Begin ENTRIES PROVIDED

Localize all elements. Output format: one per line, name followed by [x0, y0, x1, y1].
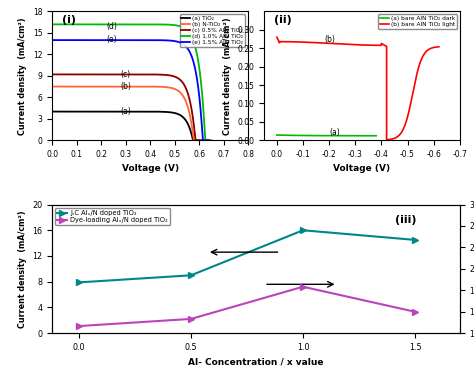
Line: Dye-loading Alₓ/N doped TiO₂: Dye-loading Alₓ/N doped TiO₂	[75, 283, 419, 329]
(a) TiO₂	[141, 109, 147, 114]
Dye-loading Alₓ/N doped TiO₂	[188, 317, 194, 321]
Line: (b) bare AlN TiO₂ light: (b) bare AlN TiO₂ light	[277, 37, 439, 140]
Dye-loading Alₓ/N doped TiO₂	[300, 285, 306, 289]
(a) TiO₂	[156, 110, 162, 114]
(e) 1.5% AlN TiO₂	[49, 38, 55, 43]
Y-axis label: Current density  (mA/cm²): Current density (mA/cm²)	[18, 17, 27, 135]
Text: (a): (a)	[329, 128, 340, 137]
(c) 0.5% AlN TiO₂	[67, 72, 73, 77]
JₛC Alₓ/N doped TiO₂	[76, 280, 82, 285]
Text: (e): (e)	[106, 35, 117, 44]
(a) bare AlN TiO₂ dark	[333, 133, 339, 138]
(c) 0.5% AlN TiO₂	[157, 72, 163, 77]
X-axis label: Voltage (V): Voltage (V)	[121, 164, 179, 173]
Text: (iii): (iii)	[394, 215, 416, 225]
Y-axis label: Current density  (mA/cm²): Current density (mA/cm²)	[18, 210, 27, 328]
(b) bare AlN TiO₂ light	[379, 43, 384, 47]
(d) 1.0% AlN TiO₂	[112, 22, 118, 27]
Text: (b): (b)	[324, 34, 335, 44]
(b) bare AlN TiO₂ light	[306, 40, 312, 45]
(d) 1.0% AlN TiO₂	[202, 138, 208, 142]
Y-axis label: Current density  (mA/cm²): Current density (mA/cm²)	[222, 17, 231, 135]
(a) TiO₂	[190, 138, 196, 142]
(b) N-TiO₂	[191, 138, 197, 142]
Line: (c) 0.5% AlN TiO₂: (c) 0.5% AlN TiO₂	[52, 74, 201, 140]
(a) bare AlN TiO₂ dark	[333, 133, 338, 138]
JₛC Alₓ/N doped TiO₂	[300, 228, 306, 232]
(c) 0.5% AlN TiO₂	[158, 72, 164, 77]
Line: (b) N-TiO₂: (b) N-TiO₂	[52, 87, 200, 140]
(a) TiO₂	[97, 109, 103, 114]
(c) 0.5% AlN TiO₂	[193, 138, 199, 142]
(a) bare AlN TiO₂ dark	[335, 133, 340, 138]
Line: (a) bare AlN TiO₂ dark: (a) bare AlN TiO₂ dark	[277, 135, 376, 136]
(a) bare AlN TiO₂ dark	[274, 133, 280, 137]
(b) bare AlN TiO₂ light	[402, 123, 408, 128]
(b) N-TiO₂	[97, 84, 103, 89]
(b) N-TiO₂	[197, 138, 202, 142]
Line: (a) TiO₂: (a) TiO₂	[52, 111, 199, 140]
(d) 1.0% AlN TiO₂	[165, 22, 171, 27]
(d) 1.0% AlN TiO₂	[149, 22, 155, 27]
(d) 1.0% AlN TiO₂	[209, 138, 214, 142]
Line: (e) 1.5% AlN TiO₂: (e) 1.5% AlN TiO₂	[52, 40, 209, 140]
Line: JₛC Alₓ/N doped TiO₂: JₛC Alₓ/N doped TiO₂	[75, 227, 419, 286]
(c) 0.5% AlN TiO₂	[98, 72, 103, 77]
Text: (i): (i)	[62, 15, 76, 25]
Text: (c): (c)	[121, 70, 131, 79]
Text: (d): (d)	[106, 22, 117, 31]
(e) 1.5% AlN TiO₂	[206, 138, 212, 142]
(e) 1.5% AlN TiO₂	[163, 38, 169, 43]
(c) 0.5% AlN TiO₂	[49, 72, 55, 77]
Text: (b): (b)	[121, 82, 132, 92]
(b) bare AlN TiO₂ light	[358, 43, 364, 47]
(e) 1.5% AlN TiO₂	[163, 38, 168, 43]
(e) 1.5% AlN TiO₂	[68, 38, 74, 43]
JₛC Alₓ/N doped TiO₂	[188, 273, 194, 278]
(e) 1.5% AlN TiO₂	[100, 38, 106, 43]
(b) N-TiO₂	[155, 84, 161, 89]
(b) N-TiO₂	[108, 84, 113, 89]
(b) bare AlN TiO₂ light	[383, 44, 388, 48]
(e) 1.5% AlN TiO₂	[111, 38, 117, 43]
Text: (ii): (ii)	[273, 15, 292, 25]
Legend: (a) TiO₂, (b) N-TiO₂, (c) 0.5% AlN TiO₂, (d) 1.0% AlN TiO₂, (e) 1.5% AlN TiO₂: (a) TiO₂, (b) N-TiO₂, (c) 0.5% AlN TiO₂,…	[180, 15, 245, 47]
Dye-loading Alₓ/N doped TiO₂	[412, 309, 418, 314]
(b) bare AlN TiO₂ light	[436, 44, 442, 49]
(b) N-TiO₂	[67, 84, 73, 89]
Text: (a): (a)	[121, 108, 131, 116]
Dye-loading Alₓ/N doped TiO₂	[76, 324, 82, 328]
(d) 1.0% AlN TiO₂	[68, 22, 74, 27]
(e) 1.5% AlN TiO₂	[148, 38, 154, 43]
(b) bare AlN TiO₂ light	[405, 113, 411, 117]
(a) TiO₂	[67, 109, 73, 114]
(b) N-TiO₂	[156, 84, 162, 89]
(b) N-TiO₂	[49, 84, 55, 89]
(a) TiO₂	[155, 110, 161, 114]
(b) bare AlN TiO₂ light	[274, 35, 280, 39]
Legend: JₛC Alₓ/N doped TiO₂, Dye-loading Alₓ/N doped TiO₂: JₛC Alₓ/N doped TiO₂, Dye-loading Alₓ/N …	[55, 208, 170, 225]
(c) 0.5% AlN TiO₂	[198, 138, 204, 142]
(d) 1.0% AlN TiO₂	[101, 22, 107, 27]
(b) bare AlN TiO₂ light	[384, 137, 390, 142]
(a) bare AlN TiO₂ dark	[374, 133, 379, 138]
(d) 1.0% AlN TiO₂	[164, 22, 170, 27]
Line: (d) 1.0% AlN TiO₂: (d) 1.0% AlN TiO₂	[52, 25, 211, 140]
(a) bare AlN TiO₂ dark	[274, 133, 280, 137]
(b) N-TiO₂	[142, 84, 147, 89]
X-axis label: Voltage (V): Voltage (V)	[333, 164, 391, 173]
(a) bare AlN TiO₂ dark	[358, 133, 364, 138]
(d) 1.0% AlN TiO₂	[49, 22, 55, 27]
JₛC Alₓ/N doped TiO₂	[412, 237, 418, 242]
(a) TiO₂	[107, 109, 113, 114]
(c) 0.5% AlN TiO₂	[109, 72, 114, 77]
(e) 1.5% AlN TiO₂	[200, 138, 206, 142]
(a) TiO₂	[196, 138, 201, 142]
(a) bare AlN TiO₂ dark	[364, 133, 370, 138]
Legend: (a) bare AlN TiO₂ dark, (b) bare AlN TiO₂ light: (a) bare AlN TiO₂ dark, (b) bare AlN TiO…	[378, 15, 457, 29]
X-axis label: Al- Concentration / x value: Al- Concentration / x value	[188, 357, 324, 367]
(a) TiO₂	[49, 109, 55, 114]
(c) 0.5% AlN TiO₂	[143, 72, 149, 77]
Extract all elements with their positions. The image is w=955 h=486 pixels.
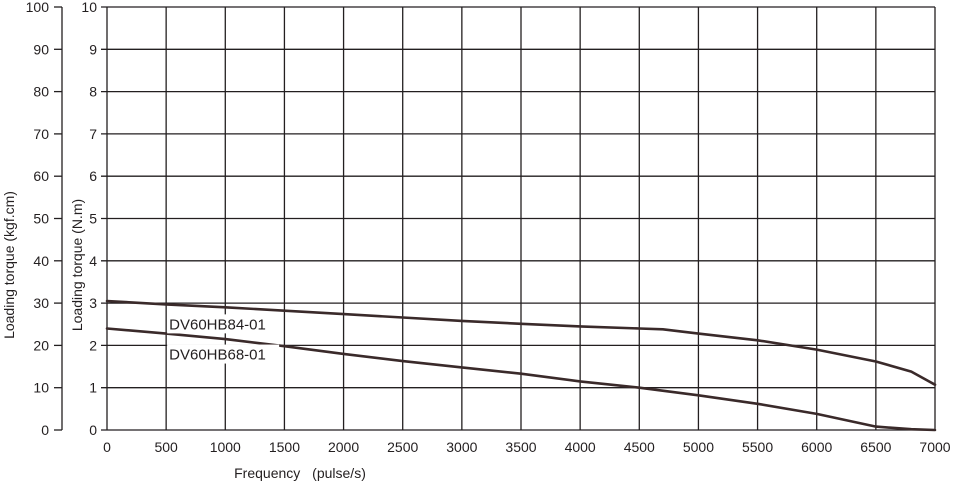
y-tick-label-left: 90 [33, 41, 49, 57]
series-line-dv60hb68-01 [105, 327, 937, 432]
x-tick-label: 1500 [269, 439, 300, 455]
y-tick-label-left: 20 [33, 337, 49, 353]
x-tick-label: 2000 [328, 439, 359, 455]
left-y-axis [54, 6, 63, 431]
y-tick-label-right: 7 [89, 126, 97, 142]
y-tick-label-left: 60 [33, 168, 49, 184]
x-tick-label: 5000 [683, 439, 714, 455]
x-tick-label: 500 [154, 439, 178, 455]
y-tick-label-right: 5 [89, 211, 97, 227]
series-label: DV60HB84-01 [169, 316, 266, 333]
y-axis-label-left: Loading torque (kgf.cm) [1, 191, 17, 339]
y-tick-label-right: 0 [89, 422, 97, 438]
series-label-background [167, 344, 280, 364]
y-tick-label-left: 50 [33, 211, 49, 227]
x-tick-label: 4500 [624, 439, 655, 455]
y-tick-label-left: 40 [33, 253, 49, 269]
series-label-background [167, 314, 280, 334]
x-tick-label: 1000 [210, 439, 241, 455]
x-tick-label: 2500 [387, 439, 418, 455]
x-tick-label: 6500 [860, 439, 891, 455]
y-tick-label-right: 6 [89, 168, 97, 184]
x-axis-label-unit: (pulse/s) [312, 465, 366, 481]
y-tick-label-right: 10 [81, 0, 97, 15]
x-tick-label: 6000 [801, 439, 832, 455]
y-tick-label-right: 3 [89, 295, 97, 311]
y-tick-label-right: 4 [89, 253, 97, 269]
y-tick-label-right: 9 [89, 41, 97, 57]
x-tick-label: 3500 [505, 439, 536, 455]
y-tick-label-left: 80 [33, 84, 49, 100]
y-tick-label-left: 70 [33, 126, 49, 142]
x-tick-label: 3000 [446, 439, 477, 455]
y-tick-label-right: 1 [89, 380, 97, 396]
x-tick-label: 0 [103, 439, 111, 455]
x-tick-label: 7000 [919, 439, 950, 455]
y-tick-label-left: 10 [33, 380, 49, 396]
x-tick-label: 5500 [742, 439, 773, 455]
y-axis-label-right: Loading torque (N.m) [69, 199, 85, 331]
y-tick-label-left: 100 [26, 0, 50, 15]
x-tick-label: 4000 [565, 439, 596, 455]
grid [101, 6, 936, 431]
series-label: DV60HB68-01 [169, 347, 266, 364]
y-tick-label-left: 0 [41, 422, 49, 438]
y-tick-label-right: 8 [89, 84, 97, 100]
x-axis-label: Frequency (pulse/s) [234, 465, 366, 481]
x-axis-label-text: Frequency [234, 465, 300, 481]
series-labels: DV60HB84-01 DV60HB68-01 [167, 314, 280, 364]
y-tick-label-left: 30 [33, 295, 49, 311]
y-tick-label-right: 2 [89, 337, 97, 353]
series-lines [105, 299, 937, 432]
series-line-dv60hb84-01 [105, 299, 937, 386]
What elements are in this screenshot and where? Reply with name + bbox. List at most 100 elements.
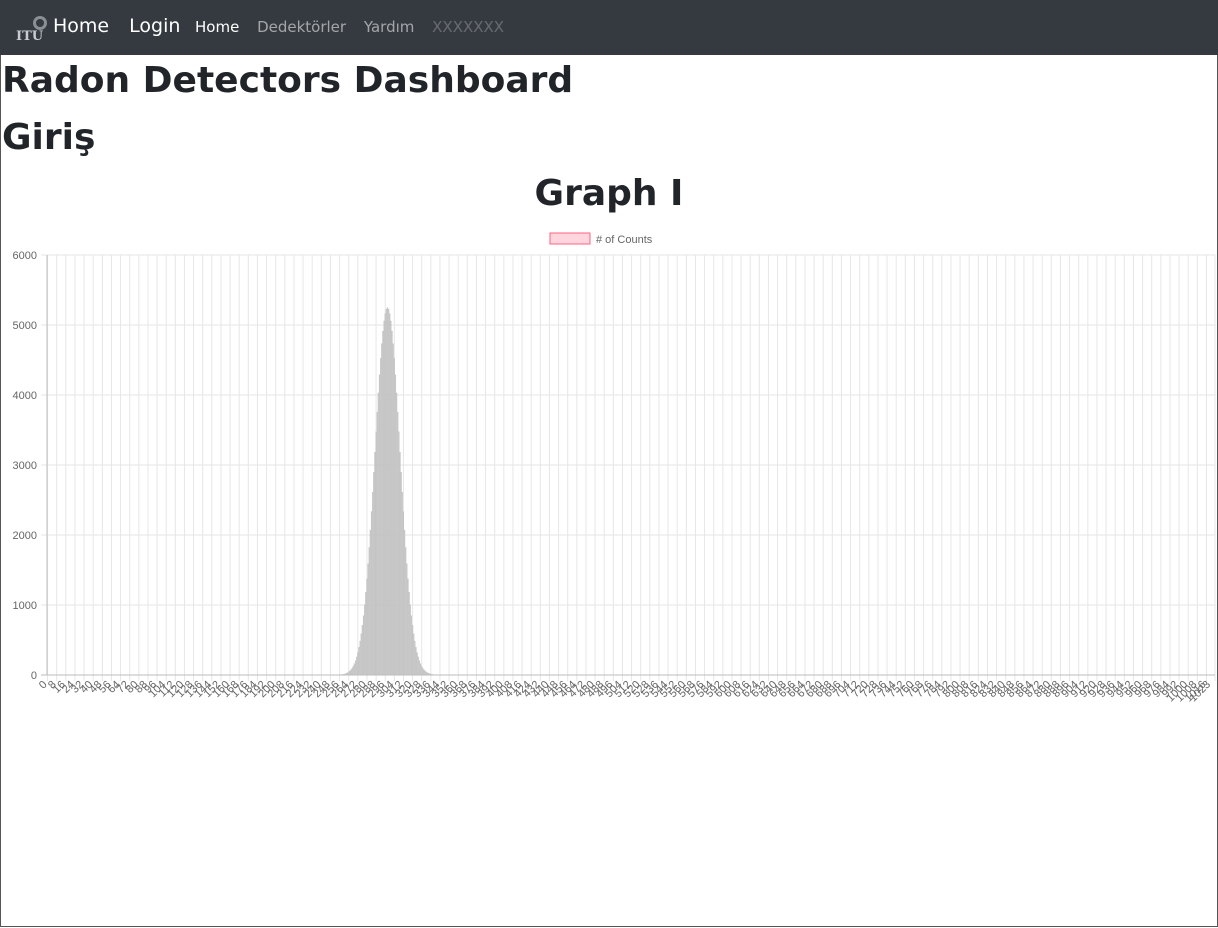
nav-item-yardim[interactable]: Yardım bbox=[363, 18, 415, 36]
y-tick-label: 4000 bbox=[13, 390, 37, 402]
nav-item-disabled: XXXXXXX bbox=[432, 18, 505, 36]
y-tick-label: 2000 bbox=[13, 530, 37, 542]
count-bar bbox=[359, 640, 361, 676]
y-tick-label: 5000 bbox=[13, 320, 37, 332]
nav-item-dedektorler[interactable]: Dedektörler bbox=[257, 18, 347, 36]
count-bar bbox=[414, 640, 416, 676]
count-bar bbox=[400, 472, 402, 676]
count-bar bbox=[407, 578, 409, 676]
count-bar bbox=[408, 592, 410, 676]
nav-item-home[interactable]: Home bbox=[195, 18, 240, 36]
count-bar bbox=[376, 411, 378, 676]
count-bar bbox=[390, 320, 392, 676]
count-bar bbox=[358, 647, 360, 676]
count-bar bbox=[429, 673, 431, 676]
y-tick-label: 0 bbox=[31, 670, 37, 682]
count-bar bbox=[399, 451, 401, 676]
count-bar bbox=[386, 307, 389, 676]
count-bar bbox=[417, 656, 419, 676]
count-bar bbox=[427, 673, 430, 676]
count-bar bbox=[405, 547, 407, 676]
count-bar bbox=[361, 625, 363, 676]
count-bar bbox=[423, 669, 425, 676]
count-bar bbox=[346, 672, 349, 676]
page-title: Radon Detectors Dashboard bbox=[2, 60, 574, 101]
count-bar bbox=[349, 670, 351, 676]
count-bar bbox=[377, 392, 379, 676]
y-tick-label: 1000 bbox=[13, 600, 37, 612]
count-bar bbox=[397, 411, 399, 676]
svg-text:ITU: ITU bbox=[16, 29, 44, 44]
count-bar bbox=[426, 672, 428, 676]
y-tick-label: 3000 bbox=[13, 460, 37, 472]
count-bar bbox=[366, 578, 368, 676]
graph-heading: Graph I bbox=[534, 173, 684, 214]
count-bar bbox=[409, 604, 411, 676]
count-bar bbox=[375, 431, 377, 676]
count-bar bbox=[394, 374, 397, 676]
count-bar bbox=[392, 343, 394, 676]
count-bar bbox=[354, 660, 357, 676]
count-bar bbox=[393, 358, 395, 676]
navbar: ITU Home Login Home Dedektörler Yardım X… bbox=[0, 0, 1218, 55]
count-bar bbox=[389, 313, 391, 676]
count-bar bbox=[383, 320, 385, 676]
count-bar bbox=[357, 652, 359, 676]
brand-home-link[interactable]: Home bbox=[53, 15, 110, 37]
brand-login-link[interactable]: Login bbox=[129, 15, 181, 37]
count-bar bbox=[350, 669, 352, 676]
count-bar bbox=[418, 660, 420, 676]
count-bar bbox=[380, 358, 382, 676]
count-bar bbox=[413, 633, 415, 676]
count-bar bbox=[365, 592, 367, 676]
count-bar bbox=[351, 667, 353, 676]
count-bar bbox=[344, 673, 346, 676]
count-bar bbox=[396, 392, 398, 676]
count-bar bbox=[391, 330, 393, 676]
count-bar bbox=[406, 563, 408, 676]
y-tick-label: 6000 bbox=[13, 250, 37, 262]
count-bar bbox=[372, 492, 374, 676]
count-bar bbox=[430, 673, 432, 676]
count-bar bbox=[367, 563, 369, 676]
count-bar bbox=[398, 431, 400, 676]
count-bar bbox=[378, 374, 381, 676]
count-bar bbox=[384, 313, 386, 676]
count-bar bbox=[415, 647, 417, 676]
count-bar bbox=[356, 656, 358, 676]
count-bar bbox=[412, 625, 414, 676]
count-bar bbox=[425, 671, 427, 676]
count-bar bbox=[431, 674, 433, 676]
count-bar bbox=[352, 665, 354, 676]
count-bar bbox=[342, 674, 344, 676]
count-bar bbox=[404, 529, 406, 676]
page-subtitle: Giriş bbox=[2, 117, 96, 158]
count-bar bbox=[416, 652, 418, 676]
counts-chart: 0100020003000400050006000081624324048566… bbox=[13, 232, 1216, 704]
legend-label: # of Counts bbox=[596, 234, 653, 246]
count-bar bbox=[385, 308, 387, 676]
count-bar bbox=[345, 673, 347, 676]
count-bar bbox=[382, 330, 384, 676]
count-bar bbox=[388, 308, 390, 676]
count-bar bbox=[424, 670, 426, 676]
itu-logo-icon[interactable]: ITU bbox=[14, 12, 48, 44]
count-bar bbox=[402, 511, 405, 676]
count-bar bbox=[401, 492, 403, 676]
legend-swatch bbox=[549, 232, 591, 245]
count-bar bbox=[381, 343, 383, 676]
count-bar bbox=[419, 663, 422, 676]
count-bar bbox=[368, 547, 370, 676]
count-bar bbox=[410, 615, 413, 676]
count-bar bbox=[421, 665, 423, 676]
count-bar bbox=[360, 633, 362, 676]
count-bar bbox=[373, 472, 375, 676]
count-bar bbox=[374, 451, 376, 676]
count-bar bbox=[369, 529, 371, 676]
count-bar bbox=[362, 615, 365, 676]
count-bar bbox=[370, 511, 373, 676]
count-bar bbox=[343, 673, 345, 676]
count-bar bbox=[348, 671, 350, 676]
count-bar bbox=[353, 663, 355, 676]
count-bar bbox=[364, 604, 366, 676]
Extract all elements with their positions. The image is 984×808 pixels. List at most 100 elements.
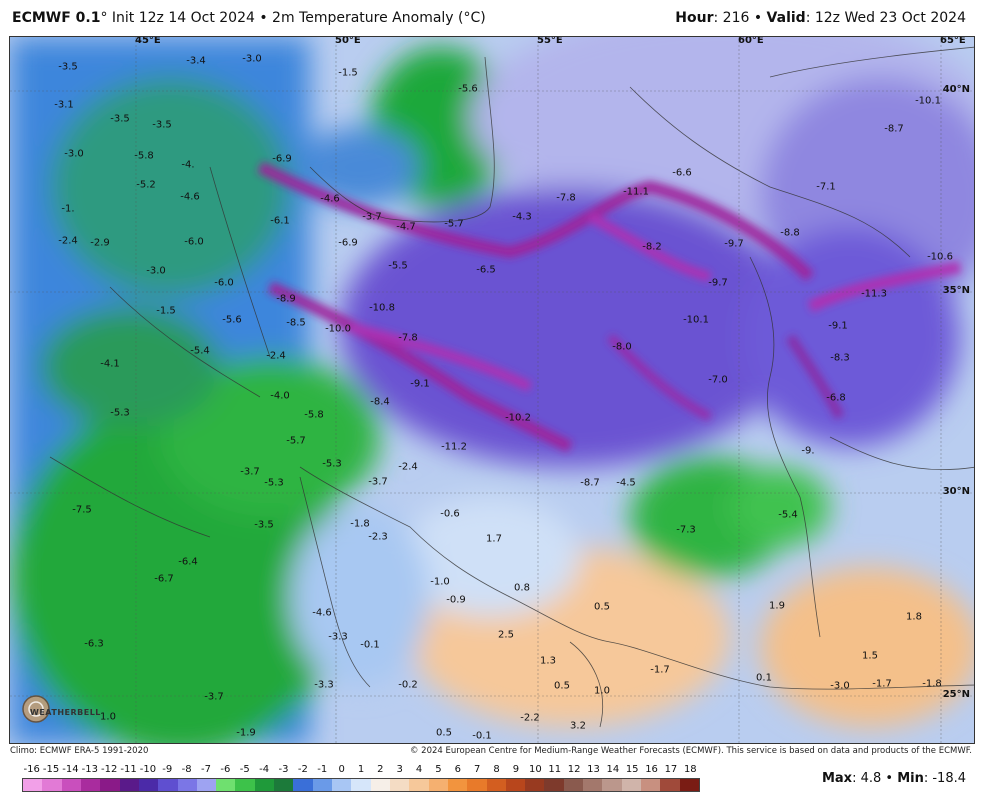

End ENTRIES PROVIDED

EXERCISE REQUIREMENTS - Copy the stretch of data from the line containing "Line: Dye-loading Alₓ/N" through the line containing "138, 197, 142]", character for character.

SOLUTION TO THIS PROBLEM -
Line: Dye-loading Alₓ/N doped TiO₂: Dye-loading Alₓ/N doped TiO₂	[75, 283, 419, 329]
(a) TiO₂	[141, 109, 147, 114]
Dye-loading Alₓ/N doped TiO₂	[188, 317, 194, 321]
Line: (b) bare AlN TiO₂ light: (b) bare AlN TiO₂ light	[277, 37, 439, 140]
Dye-loading Alₓ/N doped TiO₂	[300, 285, 306, 289]
(a) TiO₂	[156, 110, 162, 114]
(e) 1.5% AlN TiO₂	[49, 38, 55, 43]
Y-axis label: Current density  (mA/cm²): Current density (mA/cm²)	[18, 17, 27, 135]
Text: (a): (a)	[329, 128, 340, 137]
(c) 0.5% AlN TiO₂	[67, 72, 73, 77]
JₛC Alₓ/N doped TiO₂	[76, 280, 82, 285]
Text: (e): (e)	[106, 35, 117, 44]
(a) bare AlN TiO₂ dark	[333, 133, 339, 138]
(c) 0.5% AlN TiO₂	[157, 72, 163, 77]
X-axis label: Voltage (V): Voltage (V)	[121, 164, 179, 173]
Text: (iii): (iii)	[394, 215, 416, 225]
Y-axis label: Current density  (mA/cm²): Current density (mA/cm²)	[18, 210, 27, 328]
(b) bare AlN TiO₂ light	[379, 43, 384, 47]
(d) 1.0% AlN TiO₂	[112, 22, 118, 27]
Text: (b): (b)	[324, 34, 335, 44]
(b) bare AlN TiO₂ light	[306, 40, 312, 45]
(d) 1.0% AlN TiO₂	[202, 138, 208, 142]
Y-axis label: Current density  (mA/cm²): Current density (mA/cm²)	[222, 17, 231, 135]
(a) TiO₂	[190, 138, 196, 142]
(b) N-TiO₂	[191, 138, 197, 142]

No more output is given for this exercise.